> **Task objective**: Reproduce the data below in full and exclude every picture.

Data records
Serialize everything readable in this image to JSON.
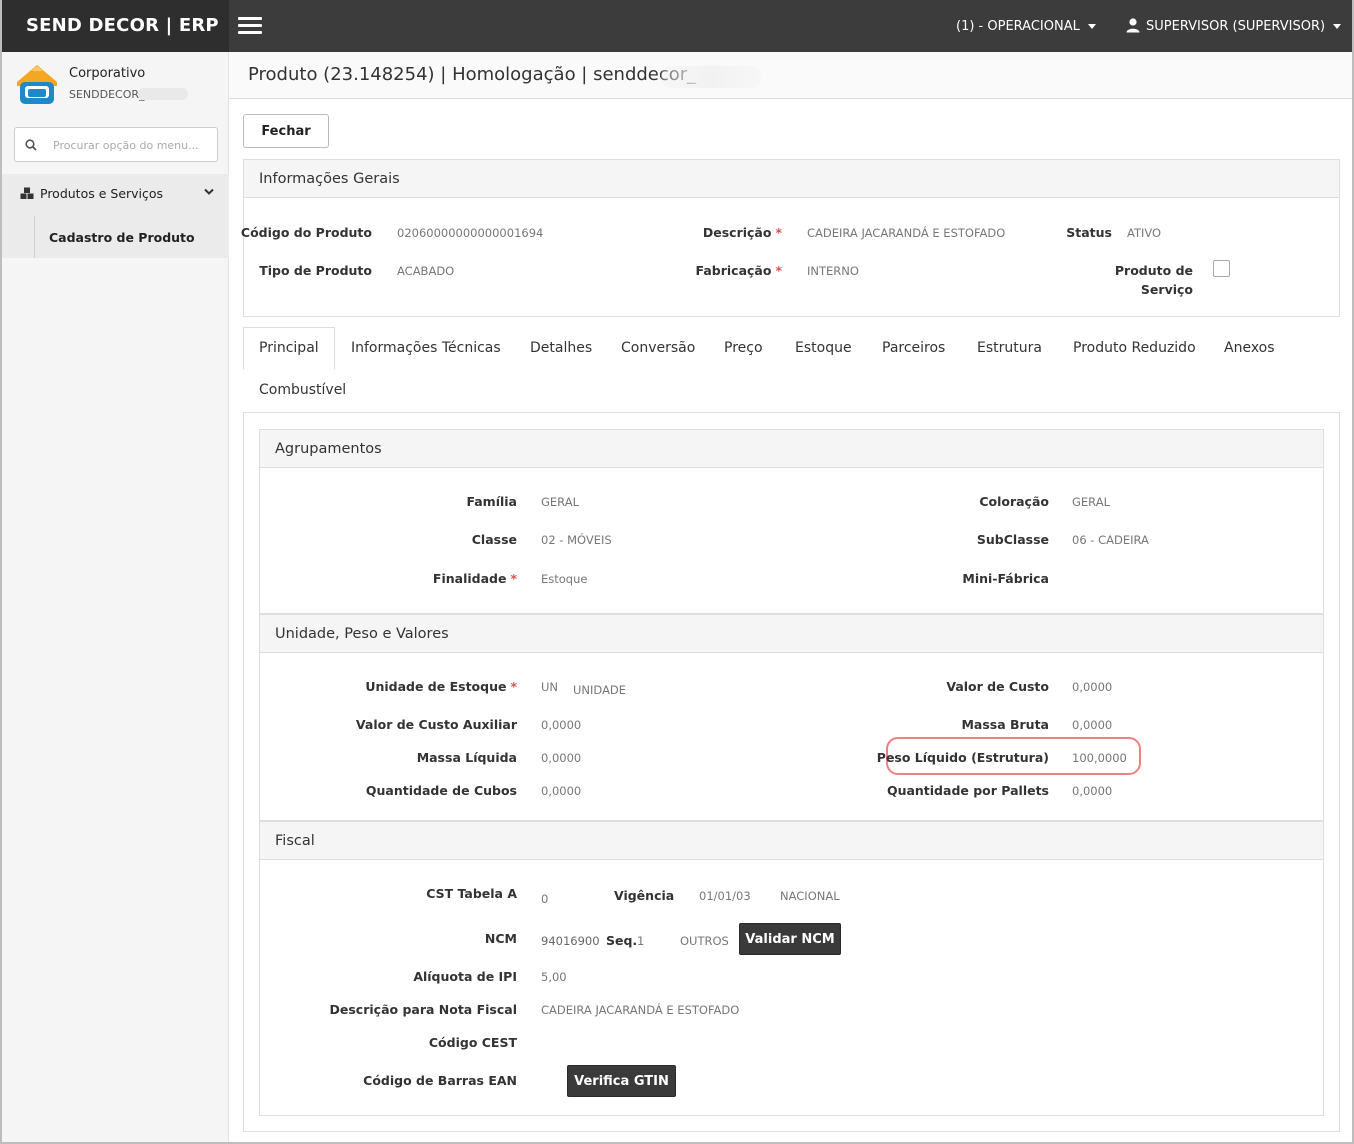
{
  "topbar": {
    "brand": "SEND DECOR | ERP",
    "context": "(1) - OPERACIONAL",
    "user": "SUPERVISOR (SUPERVISOR)"
  },
  "sidebar": {
    "profile_name": "Corporativo",
    "profile_sub": "SENDDECOR_",
    "search_placeholder": "Procurar opção do menu...",
    "group": "Produtos e Serviços",
    "child": "Cadastro de Produto"
  },
  "page": {
    "title": "Produto (23.148254) | Homologação | senddecor_",
    "close_button": "Fechar"
  },
  "general": {
    "heading": "Informações Gerais",
    "codigo_label": "Código do Produto",
    "codigo_value": "02060000000000001694",
    "descricao_label": "Descrição",
    "descricao_value": "CADEIRA JACARANDÁ E ESTOFADO",
    "status_label": "Status",
    "status_value": "ATIVO",
    "tipo_label": "Tipo de Produto",
    "tipo_value": "ACABADO",
    "fabricacao_label": "Fabricação",
    "fabricacao_value": "INTERNO",
    "servico_label_1": "Produto de",
    "servico_label_2": "Serviço",
    "required_mark": "*"
  },
  "tabs": [
    "Principal",
    "Informações Técnicas",
    "Detalhes",
    "Conversão",
    "Preço",
    "Estoque",
    "Parceiros",
    "Estrutura",
    "Produto Reduzido",
    "Anexos",
    "Combustível"
  ],
  "agrupamentos": {
    "heading": "Agrupamentos",
    "familia_label": "Família",
    "familia_value": "GERAL",
    "coloracao_label": "Coloração",
    "coloracao_value": "GERAL",
    "classe_label": "Classe",
    "classe_value": "02 - MÓVEIS",
    "subclasse_label": "SubClasse",
    "subclasse_value": "06 - CADEIRA",
    "finalidade_label": "Finalidade",
    "finalidade_value": "Estoque",
    "minifabrica_label": "Mini-Fábrica"
  },
  "unidade": {
    "heading": "Unidade, Peso e Valores",
    "unidade_label": "Unidade de Estoque",
    "unidade_code": "UN",
    "unidade_value": "UNIDADE",
    "valor_custo_label": "Valor de Custo",
    "valor_custo_value": "0,0000",
    "valor_aux_label": "Valor de Custo Auxiliar",
    "valor_aux_value": "0,0000",
    "massa_bruta_label": "Massa Bruta",
    "massa_bruta_value": "0,0000",
    "massa_liquida_label": "Massa Líquida",
    "massa_liquida_value": "0,0000",
    "peso_liquido_label": "Peso Líquido (Estrutura)",
    "peso_liquido_value": "100,0000",
    "cubos_label": "Quantidade de Cubos",
    "cubos_value": "0,0000",
    "pallets_label": "Quantidade por Pallets",
    "pallets_value": "0,0000"
  },
  "fiscal": {
    "heading": "Fiscal",
    "cst_label": "CST Tabela A",
    "cst_value": "0",
    "vigencia_label": "Vigência",
    "vigencia_value": "01/01/03",
    "origem_value": "NACIONAL",
    "ncm_label": "NCM",
    "ncm_value": "94016900",
    "seq_label": "Seq.",
    "seq_value": "1",
    "outros_value": "OUTROS",
    "validar_button": "Validar NCM",
    "ipi_label": "Alíquota de IPI",
    "ipi_value": "5,00",
    "descricao_nf_label": "Descrição para Nota Fiscal",
    "descricao_nf_value": "CADEIRA JACARANDÁ E ESTOFADO",
    "cest_label": "Código CEST",
    "ean_label": "Código de Barras EAN",
    "gtin_button": "Verifica GTIN"
  },
  "colors": {
    "topbar": "#3c3c3c",
    "required": "#d9534f",
    "highlight": "#f08080",
    "logo_orange": "#f5a623",
    "logo_blue": "#1e88c8"
  }
}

> **Answer to this problem**:
Serialize everything readable in this image to JSON.
{
  "topbar": {
    "brand": "SEND DECOR | ERP",
    "context": "(1) - OPERACIONAL",
    "user": "SUPERVISOR (SUPERVISOR)"
  },
  "sidebar": {
    "profile_name": "Corporativo",
    "profile_sub": "SENDDECOR_",
    "search_placeholder": "Procurar opção do menu...",
    "group": "Produtos e Serviços",
    "child": "Cadastro de Produto"
  },
  "page": {
    "title": "Produto (23.148254) | Homologação | senddecor_",
    "close_button": "Fechar"
  },
  "general": {
    "heading": "Informações Gerais",
    "codigo_label": "Código do Produto",
    "codigo_value": "02060000000000001694",
    "descricao_label": "Descrição",
    "descricao_value": "CADEIRA JACARANDÁ E ESTOFADO",
    "status_label": "Status",
    "status_value": "ATIVO",
    "tipo_label": "Tipo de Produto",
    "tipo_value": "ACABADO",
    "fabricacao_label": "Fabricação",
    "fabricacao_value": "INTERNO",
    "servico_label_1": "Produto de",
    "servico_label_2": "Serviço",
    "required_mark": "*"
  },
  "tabs": [
    "Principal",
    "Informações Técnicas",
    "Detalhes",
    "Conversão",
    "Preço",
    "Estoque",
    "Parceiros",
    "Estrutura",
    "Produto Reduzido",
    "Anexos",
    "Combustível"
  ],
  "agrupamentos": {
    "heading": "Agrupamentos",
    "familia_label": "Família",
    "familia_value": "GERAL",
    "coloracao_label": "Coloração",
    "coloracao_value": "GERAL",
    "classe_label": "Classe",
    "classe_value": "02 - MÓVEIS",
    "subclasse_label": "SubClasse",
    "subclasse_value": "06 - CADEIRA",
    "finalidade_label": "Finalidade",
    "finalidade_value": "Estoque",
    "minifabrica_label": "Mini-Fábrica"
  },
  "unidade": {
    "heading": "Unidade, Peso e Valores",
    "unidade_label": "Unidade de Estoque",
    "unidade_code": "UN",
    "unidade_value": "UNIDADE",
    "valor_custo_label": "Valor de Custo",
    "valor_custo_value": "0,0000",
    "valor_aux_label": "Valor de Custo Auxiliar",
    "valor_aux_value": "0,0000",
    "massa_bruta_label": "Massa Bruta",
    "massa_bruta_value": "0,0000",
    "massa_liquida_label": "Massa Líquida",
    "massa_liquida_value": "0,0000",
    "peso_liquido_label": "Peso Líquido (Estrutura)",
    "peso_liquido_value": "100,0000",
    "cubos_label": "Quantidade de Cubos",
    "cubos_value": "0,0000",
    "pallets_label": "Quantidade por Pallets",
    "pallets_value": "0,0000"
  },
  "fiscal": {
    "heading": "Fiscal",
    "cst_label": "CST Tabela A",
    "cst_value": "0",
    "vigencia_label": "Vigência",
    "vigencia_value": "01/01/03",
    "origem_value": "NACIONAL",
    "ncm_label": "NCM",
    "ncm_value": "94016900",
    "seq_label": "Seq.",
    "seq_value": "1",
    "outros_value": "OUTROS",
    "validar_button": "Validar NCM",
    "ipi_label": "Alíquota de IPI",
    "ipi_value": "5,00",
    "descricao_nf_label": "Descrição para Nota Fiscal",
    "descricao_nf_value": "CADEIRA JACARANDÁ E ESTOFADO",
    "cest_label": "Código CEST",
    "ean_label": "Código de Barras EAN",
    "gtin_button": "Verifica GTIN"
  },
  "colors": {
    "topbar": "#3c3c3c",
    "required": "#d9534f",
    "highlight": "#f08080",
    "logo_orange": "#f5a623",
    "logo_blue": "#1e88c8"
  }
}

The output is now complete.